[Element location listings]
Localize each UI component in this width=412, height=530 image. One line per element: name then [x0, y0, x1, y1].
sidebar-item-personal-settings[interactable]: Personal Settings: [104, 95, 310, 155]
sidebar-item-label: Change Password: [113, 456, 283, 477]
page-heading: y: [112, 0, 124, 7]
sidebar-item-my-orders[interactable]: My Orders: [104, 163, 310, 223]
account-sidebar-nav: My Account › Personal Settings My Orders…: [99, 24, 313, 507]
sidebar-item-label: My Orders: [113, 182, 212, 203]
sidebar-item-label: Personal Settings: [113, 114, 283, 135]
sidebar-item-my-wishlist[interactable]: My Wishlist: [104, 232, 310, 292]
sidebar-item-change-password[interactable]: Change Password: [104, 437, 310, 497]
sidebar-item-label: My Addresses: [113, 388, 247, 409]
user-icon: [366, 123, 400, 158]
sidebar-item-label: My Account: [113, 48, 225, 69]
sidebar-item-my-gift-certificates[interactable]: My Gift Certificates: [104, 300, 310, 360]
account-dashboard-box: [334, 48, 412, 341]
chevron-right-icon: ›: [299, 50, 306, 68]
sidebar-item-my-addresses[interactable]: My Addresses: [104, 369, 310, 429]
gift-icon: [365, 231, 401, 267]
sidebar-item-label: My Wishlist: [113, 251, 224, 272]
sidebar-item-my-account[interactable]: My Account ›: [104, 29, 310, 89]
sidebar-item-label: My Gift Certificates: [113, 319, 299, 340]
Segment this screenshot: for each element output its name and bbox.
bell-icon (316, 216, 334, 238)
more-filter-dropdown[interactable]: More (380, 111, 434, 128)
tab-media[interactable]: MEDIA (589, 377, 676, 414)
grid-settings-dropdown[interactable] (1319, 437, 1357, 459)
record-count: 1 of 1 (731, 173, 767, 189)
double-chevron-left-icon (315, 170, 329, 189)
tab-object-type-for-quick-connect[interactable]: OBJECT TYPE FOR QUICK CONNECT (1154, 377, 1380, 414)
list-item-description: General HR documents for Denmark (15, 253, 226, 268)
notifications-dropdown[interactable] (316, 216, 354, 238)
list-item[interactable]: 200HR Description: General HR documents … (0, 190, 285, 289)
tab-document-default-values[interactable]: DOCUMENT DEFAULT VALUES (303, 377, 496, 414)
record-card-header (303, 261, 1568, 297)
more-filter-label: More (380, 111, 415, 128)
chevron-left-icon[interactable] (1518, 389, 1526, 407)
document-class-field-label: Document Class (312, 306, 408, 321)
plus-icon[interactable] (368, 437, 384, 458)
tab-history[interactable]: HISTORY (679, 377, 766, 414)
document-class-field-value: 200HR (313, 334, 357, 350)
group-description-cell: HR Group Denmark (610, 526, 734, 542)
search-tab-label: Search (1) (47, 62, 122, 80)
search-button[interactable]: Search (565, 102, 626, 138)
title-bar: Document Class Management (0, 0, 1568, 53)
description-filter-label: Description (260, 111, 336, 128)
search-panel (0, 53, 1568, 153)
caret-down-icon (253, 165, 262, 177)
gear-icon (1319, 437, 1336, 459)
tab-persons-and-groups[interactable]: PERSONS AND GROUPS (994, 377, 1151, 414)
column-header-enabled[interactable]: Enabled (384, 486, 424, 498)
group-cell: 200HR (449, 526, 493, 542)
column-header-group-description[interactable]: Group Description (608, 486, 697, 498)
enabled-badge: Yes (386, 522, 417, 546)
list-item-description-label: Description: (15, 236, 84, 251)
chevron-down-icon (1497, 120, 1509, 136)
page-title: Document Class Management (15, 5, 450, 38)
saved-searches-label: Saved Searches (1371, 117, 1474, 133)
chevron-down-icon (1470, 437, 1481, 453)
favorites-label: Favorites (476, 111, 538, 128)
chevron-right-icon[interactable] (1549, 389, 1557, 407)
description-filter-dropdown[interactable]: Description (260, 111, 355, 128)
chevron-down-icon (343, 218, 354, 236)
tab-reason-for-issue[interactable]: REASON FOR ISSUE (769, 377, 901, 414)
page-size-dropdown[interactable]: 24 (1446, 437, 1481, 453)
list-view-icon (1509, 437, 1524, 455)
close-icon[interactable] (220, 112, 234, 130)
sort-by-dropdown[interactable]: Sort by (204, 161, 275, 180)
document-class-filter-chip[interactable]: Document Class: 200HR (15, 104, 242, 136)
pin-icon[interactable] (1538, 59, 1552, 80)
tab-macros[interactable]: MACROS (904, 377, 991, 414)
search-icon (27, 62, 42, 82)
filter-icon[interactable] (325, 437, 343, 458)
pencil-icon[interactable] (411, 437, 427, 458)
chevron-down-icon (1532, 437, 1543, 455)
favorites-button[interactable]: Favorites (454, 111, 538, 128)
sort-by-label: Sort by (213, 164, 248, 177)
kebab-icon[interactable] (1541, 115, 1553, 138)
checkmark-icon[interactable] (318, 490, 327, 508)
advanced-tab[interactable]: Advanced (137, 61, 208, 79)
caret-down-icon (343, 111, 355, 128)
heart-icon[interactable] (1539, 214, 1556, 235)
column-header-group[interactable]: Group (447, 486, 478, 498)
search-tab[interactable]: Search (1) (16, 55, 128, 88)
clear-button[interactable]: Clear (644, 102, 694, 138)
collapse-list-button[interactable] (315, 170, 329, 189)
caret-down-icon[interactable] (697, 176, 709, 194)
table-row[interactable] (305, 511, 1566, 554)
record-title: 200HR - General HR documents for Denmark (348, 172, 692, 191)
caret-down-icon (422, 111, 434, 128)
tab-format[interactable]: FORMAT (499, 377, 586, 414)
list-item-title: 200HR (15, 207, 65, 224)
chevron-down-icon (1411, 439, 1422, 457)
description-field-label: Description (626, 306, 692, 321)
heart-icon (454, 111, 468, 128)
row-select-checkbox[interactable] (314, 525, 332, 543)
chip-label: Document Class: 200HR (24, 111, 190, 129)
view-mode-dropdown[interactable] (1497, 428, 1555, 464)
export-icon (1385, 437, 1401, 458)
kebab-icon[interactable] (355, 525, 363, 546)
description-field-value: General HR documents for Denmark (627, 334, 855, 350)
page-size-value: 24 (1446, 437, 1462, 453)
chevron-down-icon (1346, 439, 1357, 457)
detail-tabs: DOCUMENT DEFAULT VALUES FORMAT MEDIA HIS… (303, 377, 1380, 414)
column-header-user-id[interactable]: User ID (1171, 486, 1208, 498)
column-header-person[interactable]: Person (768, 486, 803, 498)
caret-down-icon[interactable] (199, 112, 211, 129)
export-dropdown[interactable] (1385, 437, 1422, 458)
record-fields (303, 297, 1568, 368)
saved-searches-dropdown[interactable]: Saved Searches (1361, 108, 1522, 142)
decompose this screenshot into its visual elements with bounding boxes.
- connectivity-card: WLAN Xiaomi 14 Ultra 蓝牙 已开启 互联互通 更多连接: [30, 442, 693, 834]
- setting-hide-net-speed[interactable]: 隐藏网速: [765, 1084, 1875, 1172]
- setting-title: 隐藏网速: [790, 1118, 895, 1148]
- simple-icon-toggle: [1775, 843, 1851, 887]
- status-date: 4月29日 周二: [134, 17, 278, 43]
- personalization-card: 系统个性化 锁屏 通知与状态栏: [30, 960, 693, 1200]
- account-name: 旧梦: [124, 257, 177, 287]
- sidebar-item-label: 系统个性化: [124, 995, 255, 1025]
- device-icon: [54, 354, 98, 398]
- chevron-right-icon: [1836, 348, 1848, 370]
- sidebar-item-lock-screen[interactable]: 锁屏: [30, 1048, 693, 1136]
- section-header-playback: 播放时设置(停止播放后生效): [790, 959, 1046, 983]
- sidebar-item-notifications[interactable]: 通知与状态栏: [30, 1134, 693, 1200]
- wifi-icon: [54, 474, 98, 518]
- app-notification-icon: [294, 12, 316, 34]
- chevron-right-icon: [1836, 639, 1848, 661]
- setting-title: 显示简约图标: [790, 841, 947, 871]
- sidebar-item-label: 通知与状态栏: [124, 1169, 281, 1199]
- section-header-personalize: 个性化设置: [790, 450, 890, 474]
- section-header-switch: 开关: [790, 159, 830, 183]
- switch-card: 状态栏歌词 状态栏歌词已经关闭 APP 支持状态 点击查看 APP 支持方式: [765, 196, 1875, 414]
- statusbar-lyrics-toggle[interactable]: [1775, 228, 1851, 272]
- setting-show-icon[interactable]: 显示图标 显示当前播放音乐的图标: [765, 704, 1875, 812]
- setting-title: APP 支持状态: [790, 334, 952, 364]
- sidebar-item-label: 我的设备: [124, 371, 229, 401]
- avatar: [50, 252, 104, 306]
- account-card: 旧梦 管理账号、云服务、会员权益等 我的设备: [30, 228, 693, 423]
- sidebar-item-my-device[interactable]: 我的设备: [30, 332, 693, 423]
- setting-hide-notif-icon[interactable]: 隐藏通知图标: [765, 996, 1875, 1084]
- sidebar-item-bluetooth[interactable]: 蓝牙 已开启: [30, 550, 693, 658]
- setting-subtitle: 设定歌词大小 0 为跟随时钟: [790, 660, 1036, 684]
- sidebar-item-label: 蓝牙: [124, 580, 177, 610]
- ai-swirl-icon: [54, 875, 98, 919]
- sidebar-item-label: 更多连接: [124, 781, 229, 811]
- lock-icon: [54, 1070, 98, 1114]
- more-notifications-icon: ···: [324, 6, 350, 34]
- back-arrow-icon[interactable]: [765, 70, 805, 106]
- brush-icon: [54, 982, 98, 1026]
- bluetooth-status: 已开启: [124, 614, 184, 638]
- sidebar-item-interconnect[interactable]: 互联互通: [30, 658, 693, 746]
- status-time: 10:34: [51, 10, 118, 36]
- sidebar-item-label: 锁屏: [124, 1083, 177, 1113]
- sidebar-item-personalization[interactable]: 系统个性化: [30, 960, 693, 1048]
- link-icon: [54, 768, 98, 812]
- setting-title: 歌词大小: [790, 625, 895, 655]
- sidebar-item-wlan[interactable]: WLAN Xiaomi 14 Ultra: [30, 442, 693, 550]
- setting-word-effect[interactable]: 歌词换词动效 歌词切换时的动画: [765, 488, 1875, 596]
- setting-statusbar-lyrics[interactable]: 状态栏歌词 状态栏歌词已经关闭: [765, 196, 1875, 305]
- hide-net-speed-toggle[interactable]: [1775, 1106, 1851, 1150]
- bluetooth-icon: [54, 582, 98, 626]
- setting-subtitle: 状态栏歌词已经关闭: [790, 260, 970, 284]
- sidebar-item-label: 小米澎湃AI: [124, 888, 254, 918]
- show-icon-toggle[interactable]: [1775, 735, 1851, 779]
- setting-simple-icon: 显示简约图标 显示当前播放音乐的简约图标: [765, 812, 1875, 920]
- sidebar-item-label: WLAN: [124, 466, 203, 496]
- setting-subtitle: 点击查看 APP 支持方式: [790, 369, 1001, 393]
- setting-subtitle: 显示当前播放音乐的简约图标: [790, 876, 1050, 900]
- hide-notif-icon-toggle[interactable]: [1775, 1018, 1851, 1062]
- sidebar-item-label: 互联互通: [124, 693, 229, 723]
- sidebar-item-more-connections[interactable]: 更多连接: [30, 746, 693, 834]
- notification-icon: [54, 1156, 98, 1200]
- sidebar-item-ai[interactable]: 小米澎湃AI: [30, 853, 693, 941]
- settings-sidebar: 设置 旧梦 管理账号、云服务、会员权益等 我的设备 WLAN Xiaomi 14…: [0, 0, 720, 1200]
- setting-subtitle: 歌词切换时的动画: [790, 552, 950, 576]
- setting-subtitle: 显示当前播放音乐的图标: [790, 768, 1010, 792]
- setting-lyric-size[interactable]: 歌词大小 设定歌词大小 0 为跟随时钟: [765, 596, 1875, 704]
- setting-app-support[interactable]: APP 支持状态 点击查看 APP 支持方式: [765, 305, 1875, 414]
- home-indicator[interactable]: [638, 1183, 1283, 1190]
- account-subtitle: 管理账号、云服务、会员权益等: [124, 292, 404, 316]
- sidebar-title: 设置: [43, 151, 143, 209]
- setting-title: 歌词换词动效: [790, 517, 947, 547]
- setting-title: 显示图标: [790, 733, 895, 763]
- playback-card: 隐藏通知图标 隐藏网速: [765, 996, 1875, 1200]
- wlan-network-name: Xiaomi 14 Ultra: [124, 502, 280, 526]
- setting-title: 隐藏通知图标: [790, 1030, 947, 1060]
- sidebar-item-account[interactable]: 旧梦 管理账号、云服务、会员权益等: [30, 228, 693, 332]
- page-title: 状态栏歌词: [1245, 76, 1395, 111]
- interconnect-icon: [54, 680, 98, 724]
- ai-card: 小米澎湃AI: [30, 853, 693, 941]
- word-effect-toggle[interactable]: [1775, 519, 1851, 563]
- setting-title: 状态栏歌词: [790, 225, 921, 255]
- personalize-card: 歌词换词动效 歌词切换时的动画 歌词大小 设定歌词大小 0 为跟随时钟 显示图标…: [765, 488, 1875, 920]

What you have to do: Revise the items from the start through the line containing "record-count: 1 of 1 (731, 173, 767, 189)", changing "sidebar-item-label" to "nav-item-label" everywhere it occurs and leaving everything else untouched.

Correct result:
Localize each UI component in this width=412, height=530 image. One line per element: name then [x0, y0, x1, y1].
sidebar-item-personal-settings[interactable]: Personal Settings: [104, 95, 310, 155]
nav-item-label: Change Password: [113, 456, 283, 477]
page-heading: y: [112, 0, 124, 7]
sidebar-item-my-orders[interactable]: My Orders: [104, 163, 310, 223]
account-sidebar-nav: My Account › Personal Settings My Orders…: [99, 24, 313, 507]
nav-item-label: My Orders: [113, 182, 212, 203]
nav-item-label: Personal Settings: [113, 114, 283, 135]
sidebar-item-my-wishlist[interactable]: My Wishlist: [104, 232, 310, 292]
sidebar-item-change-password[interactable]: Change Password: [104, 437, 310, 497]
nav-item-label: My Addresses: [113, 388, 247, 409]
user-icon: [366, 123, 400, 158]
nav-item-label: My Account: [113, 48, 225, 69]
sidebar-item-my-gift-certificates[interactable]: My Gift Certificates: [104, 300, 310, 360]
account-dashboard-box: [334, 48, 412, 341]
chevron-right-icon: ›: [299, 50, 306, 68]
sidebar-item-my-addresses[interactable]: My Addresses: [104, 369, 310, 429]
gift-icon: [365, 231, 401, 267]
nav-item-label: My Wishlist: [113, 251, 224, 272]
sidebar-item-my-account[interactable]: My Account ›: [104, 29, 310, 89]
nav-item-label: My Gift Certificates: [113, 319, 299, 340]
Segment this screenshot: for each element output its name and bbox.
bell-icon (316, 216, 334, 238)
more-filter-dropdown[interactable]: More (380, 111, 434, 128)
tab-media[interactable]: MEDIA (589, 377, 676, 414)
grid-settings-dropdown[interactable] (1319, 437, 1357, 459)
record-count: 1 of 1 (731, 173, 767, 189)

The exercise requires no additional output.